(Excerpts from a figure dataset)
'''
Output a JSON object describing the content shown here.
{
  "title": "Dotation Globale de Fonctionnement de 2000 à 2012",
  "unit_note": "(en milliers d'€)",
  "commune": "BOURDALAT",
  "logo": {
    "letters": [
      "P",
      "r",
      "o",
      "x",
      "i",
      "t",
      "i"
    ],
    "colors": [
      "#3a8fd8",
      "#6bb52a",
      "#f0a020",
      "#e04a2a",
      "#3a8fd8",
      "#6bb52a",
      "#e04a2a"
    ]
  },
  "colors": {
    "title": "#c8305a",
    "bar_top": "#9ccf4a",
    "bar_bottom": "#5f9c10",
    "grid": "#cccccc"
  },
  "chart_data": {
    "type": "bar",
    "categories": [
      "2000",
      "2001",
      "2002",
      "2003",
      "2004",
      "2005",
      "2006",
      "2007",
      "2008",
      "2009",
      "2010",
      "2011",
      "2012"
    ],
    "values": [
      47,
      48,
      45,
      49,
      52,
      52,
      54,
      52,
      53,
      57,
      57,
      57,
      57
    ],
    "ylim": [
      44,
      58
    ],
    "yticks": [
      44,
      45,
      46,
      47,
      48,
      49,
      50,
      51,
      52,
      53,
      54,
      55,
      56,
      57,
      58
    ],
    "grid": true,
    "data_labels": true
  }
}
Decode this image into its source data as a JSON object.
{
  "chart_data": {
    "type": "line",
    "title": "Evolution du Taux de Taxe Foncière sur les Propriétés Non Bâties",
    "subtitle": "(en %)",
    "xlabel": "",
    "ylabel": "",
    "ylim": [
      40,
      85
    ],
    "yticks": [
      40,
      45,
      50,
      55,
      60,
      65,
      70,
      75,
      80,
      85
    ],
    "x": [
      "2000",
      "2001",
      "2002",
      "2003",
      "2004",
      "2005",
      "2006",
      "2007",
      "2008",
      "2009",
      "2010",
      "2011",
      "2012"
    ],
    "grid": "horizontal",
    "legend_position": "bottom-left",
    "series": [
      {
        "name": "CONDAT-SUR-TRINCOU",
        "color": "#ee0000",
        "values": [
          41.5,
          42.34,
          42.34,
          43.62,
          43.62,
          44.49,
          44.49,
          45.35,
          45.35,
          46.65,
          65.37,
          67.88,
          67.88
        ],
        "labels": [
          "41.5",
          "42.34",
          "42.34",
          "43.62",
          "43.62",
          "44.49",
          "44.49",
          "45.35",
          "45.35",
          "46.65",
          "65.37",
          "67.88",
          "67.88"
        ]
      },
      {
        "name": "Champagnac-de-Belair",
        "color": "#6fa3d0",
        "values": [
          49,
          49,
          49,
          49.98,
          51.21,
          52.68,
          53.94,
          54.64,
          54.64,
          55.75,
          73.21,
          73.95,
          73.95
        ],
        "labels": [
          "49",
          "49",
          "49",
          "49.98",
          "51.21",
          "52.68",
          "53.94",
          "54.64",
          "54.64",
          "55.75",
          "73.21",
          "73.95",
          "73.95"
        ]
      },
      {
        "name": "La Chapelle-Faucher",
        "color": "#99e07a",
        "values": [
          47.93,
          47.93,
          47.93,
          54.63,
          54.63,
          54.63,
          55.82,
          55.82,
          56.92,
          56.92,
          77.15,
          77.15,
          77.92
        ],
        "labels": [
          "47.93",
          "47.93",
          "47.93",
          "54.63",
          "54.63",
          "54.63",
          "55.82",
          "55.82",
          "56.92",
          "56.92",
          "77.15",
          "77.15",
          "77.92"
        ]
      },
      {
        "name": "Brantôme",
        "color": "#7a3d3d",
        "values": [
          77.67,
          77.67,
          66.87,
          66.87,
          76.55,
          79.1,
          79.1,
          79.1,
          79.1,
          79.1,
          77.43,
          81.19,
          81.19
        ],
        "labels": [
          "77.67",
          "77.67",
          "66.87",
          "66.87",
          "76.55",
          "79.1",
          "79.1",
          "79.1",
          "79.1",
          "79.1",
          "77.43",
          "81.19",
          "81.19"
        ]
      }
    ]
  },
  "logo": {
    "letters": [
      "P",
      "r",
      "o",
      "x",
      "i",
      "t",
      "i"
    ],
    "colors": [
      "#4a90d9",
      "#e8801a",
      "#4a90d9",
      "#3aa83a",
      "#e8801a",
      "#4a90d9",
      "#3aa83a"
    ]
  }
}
'''
'''
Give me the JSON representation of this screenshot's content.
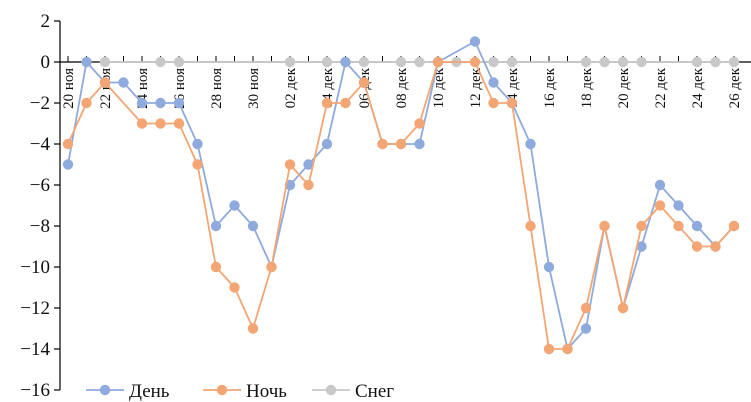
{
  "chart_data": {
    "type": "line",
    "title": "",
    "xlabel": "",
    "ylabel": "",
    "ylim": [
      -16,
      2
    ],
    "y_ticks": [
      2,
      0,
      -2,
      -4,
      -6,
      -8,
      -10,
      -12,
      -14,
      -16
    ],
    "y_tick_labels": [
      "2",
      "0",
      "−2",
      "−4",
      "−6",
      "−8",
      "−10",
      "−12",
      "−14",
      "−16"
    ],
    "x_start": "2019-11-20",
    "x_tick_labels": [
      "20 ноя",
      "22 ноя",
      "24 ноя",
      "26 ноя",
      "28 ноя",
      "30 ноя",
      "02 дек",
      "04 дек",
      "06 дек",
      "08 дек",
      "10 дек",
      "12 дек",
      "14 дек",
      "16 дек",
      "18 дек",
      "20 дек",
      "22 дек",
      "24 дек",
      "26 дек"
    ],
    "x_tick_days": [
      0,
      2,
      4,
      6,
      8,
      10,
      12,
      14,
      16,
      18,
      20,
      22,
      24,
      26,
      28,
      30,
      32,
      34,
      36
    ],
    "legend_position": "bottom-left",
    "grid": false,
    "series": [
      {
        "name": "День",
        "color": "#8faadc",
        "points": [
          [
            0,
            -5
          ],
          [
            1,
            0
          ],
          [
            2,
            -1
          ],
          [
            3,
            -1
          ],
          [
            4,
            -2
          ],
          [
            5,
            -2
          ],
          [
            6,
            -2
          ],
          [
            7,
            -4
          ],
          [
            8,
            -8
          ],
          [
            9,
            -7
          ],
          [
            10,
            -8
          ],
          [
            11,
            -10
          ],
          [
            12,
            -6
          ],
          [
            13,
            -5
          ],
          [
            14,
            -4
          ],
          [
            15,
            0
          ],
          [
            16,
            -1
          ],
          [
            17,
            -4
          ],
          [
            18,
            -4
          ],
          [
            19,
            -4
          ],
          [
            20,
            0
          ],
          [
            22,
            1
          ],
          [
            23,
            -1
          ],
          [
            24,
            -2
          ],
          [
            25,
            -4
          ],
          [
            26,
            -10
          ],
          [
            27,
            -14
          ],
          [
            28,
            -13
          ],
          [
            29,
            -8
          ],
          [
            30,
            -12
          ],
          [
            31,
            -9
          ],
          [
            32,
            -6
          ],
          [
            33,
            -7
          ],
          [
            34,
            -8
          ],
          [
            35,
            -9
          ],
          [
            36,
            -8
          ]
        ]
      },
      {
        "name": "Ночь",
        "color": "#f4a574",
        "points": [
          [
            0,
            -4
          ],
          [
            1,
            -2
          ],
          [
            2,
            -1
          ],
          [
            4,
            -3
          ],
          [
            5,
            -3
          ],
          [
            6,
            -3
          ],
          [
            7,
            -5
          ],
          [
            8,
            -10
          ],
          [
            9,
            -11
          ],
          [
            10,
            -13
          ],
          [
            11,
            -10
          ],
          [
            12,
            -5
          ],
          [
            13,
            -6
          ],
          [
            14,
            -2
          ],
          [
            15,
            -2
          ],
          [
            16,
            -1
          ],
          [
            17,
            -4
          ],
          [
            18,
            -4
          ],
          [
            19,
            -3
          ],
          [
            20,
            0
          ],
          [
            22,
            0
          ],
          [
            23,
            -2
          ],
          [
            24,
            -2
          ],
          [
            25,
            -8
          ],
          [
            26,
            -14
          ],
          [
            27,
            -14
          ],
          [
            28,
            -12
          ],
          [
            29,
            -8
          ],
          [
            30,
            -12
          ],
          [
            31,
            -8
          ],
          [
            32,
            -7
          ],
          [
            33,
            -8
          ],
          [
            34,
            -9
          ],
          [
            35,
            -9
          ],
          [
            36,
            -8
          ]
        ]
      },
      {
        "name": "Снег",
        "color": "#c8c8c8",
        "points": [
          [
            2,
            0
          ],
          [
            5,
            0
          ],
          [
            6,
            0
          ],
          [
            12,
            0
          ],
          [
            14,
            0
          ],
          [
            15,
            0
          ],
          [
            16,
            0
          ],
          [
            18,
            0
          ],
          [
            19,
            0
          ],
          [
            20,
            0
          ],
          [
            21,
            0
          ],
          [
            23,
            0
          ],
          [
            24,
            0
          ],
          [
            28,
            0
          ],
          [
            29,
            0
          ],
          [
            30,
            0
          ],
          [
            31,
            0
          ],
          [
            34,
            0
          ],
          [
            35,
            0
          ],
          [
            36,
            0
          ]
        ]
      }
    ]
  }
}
'''
'''
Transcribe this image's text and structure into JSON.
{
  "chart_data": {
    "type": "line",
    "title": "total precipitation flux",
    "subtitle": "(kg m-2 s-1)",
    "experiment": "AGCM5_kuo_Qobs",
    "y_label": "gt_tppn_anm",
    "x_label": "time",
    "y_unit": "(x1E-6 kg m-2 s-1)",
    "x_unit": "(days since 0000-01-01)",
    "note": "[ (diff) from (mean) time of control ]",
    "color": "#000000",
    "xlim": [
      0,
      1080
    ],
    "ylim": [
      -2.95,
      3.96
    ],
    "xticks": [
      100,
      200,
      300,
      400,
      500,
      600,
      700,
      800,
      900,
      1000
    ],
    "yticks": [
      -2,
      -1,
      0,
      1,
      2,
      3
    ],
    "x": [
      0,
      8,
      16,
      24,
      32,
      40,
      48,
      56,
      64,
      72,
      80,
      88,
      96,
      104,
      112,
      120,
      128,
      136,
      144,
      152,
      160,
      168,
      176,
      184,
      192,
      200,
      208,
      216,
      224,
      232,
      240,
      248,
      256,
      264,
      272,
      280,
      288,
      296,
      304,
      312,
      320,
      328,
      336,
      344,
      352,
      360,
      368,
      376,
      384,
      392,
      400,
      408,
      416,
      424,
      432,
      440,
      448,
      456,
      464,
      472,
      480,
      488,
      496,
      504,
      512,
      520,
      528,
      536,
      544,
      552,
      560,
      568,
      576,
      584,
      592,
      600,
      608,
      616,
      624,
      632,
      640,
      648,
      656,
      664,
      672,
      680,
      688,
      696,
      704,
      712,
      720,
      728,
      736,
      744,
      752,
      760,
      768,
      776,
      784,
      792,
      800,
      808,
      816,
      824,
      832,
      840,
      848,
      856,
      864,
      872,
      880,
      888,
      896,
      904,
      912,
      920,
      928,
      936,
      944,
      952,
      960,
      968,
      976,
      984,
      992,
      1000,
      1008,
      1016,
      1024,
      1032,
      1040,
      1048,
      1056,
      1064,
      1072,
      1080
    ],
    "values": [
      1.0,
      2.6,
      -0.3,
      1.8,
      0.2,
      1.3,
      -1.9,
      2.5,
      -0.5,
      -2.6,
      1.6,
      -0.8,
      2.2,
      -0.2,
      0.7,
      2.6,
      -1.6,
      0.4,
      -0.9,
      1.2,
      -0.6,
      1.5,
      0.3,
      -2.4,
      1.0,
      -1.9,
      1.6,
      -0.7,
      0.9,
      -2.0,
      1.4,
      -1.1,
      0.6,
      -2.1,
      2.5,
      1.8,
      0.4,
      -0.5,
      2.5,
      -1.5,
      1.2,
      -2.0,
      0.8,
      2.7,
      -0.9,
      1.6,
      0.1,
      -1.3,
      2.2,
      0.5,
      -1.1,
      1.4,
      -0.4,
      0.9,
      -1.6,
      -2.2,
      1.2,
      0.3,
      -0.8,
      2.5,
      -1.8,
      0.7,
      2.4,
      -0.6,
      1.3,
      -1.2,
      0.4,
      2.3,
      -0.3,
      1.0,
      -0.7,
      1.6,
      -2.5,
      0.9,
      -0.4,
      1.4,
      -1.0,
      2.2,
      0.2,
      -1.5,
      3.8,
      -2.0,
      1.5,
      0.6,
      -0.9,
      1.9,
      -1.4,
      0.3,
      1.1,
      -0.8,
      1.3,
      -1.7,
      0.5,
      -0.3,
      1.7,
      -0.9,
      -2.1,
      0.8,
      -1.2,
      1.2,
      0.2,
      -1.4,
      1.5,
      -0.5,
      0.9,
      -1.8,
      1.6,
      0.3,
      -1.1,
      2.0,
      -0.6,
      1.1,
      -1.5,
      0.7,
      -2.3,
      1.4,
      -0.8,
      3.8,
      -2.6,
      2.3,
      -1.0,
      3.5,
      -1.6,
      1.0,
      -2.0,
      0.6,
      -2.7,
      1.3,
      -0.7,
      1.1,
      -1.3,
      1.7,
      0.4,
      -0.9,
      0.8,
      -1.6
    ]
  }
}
'''
_Exercise_.
Identify the lines in the records above that contain the word "JSON", then state how many there are and nothing more.

_Exercise result_.
4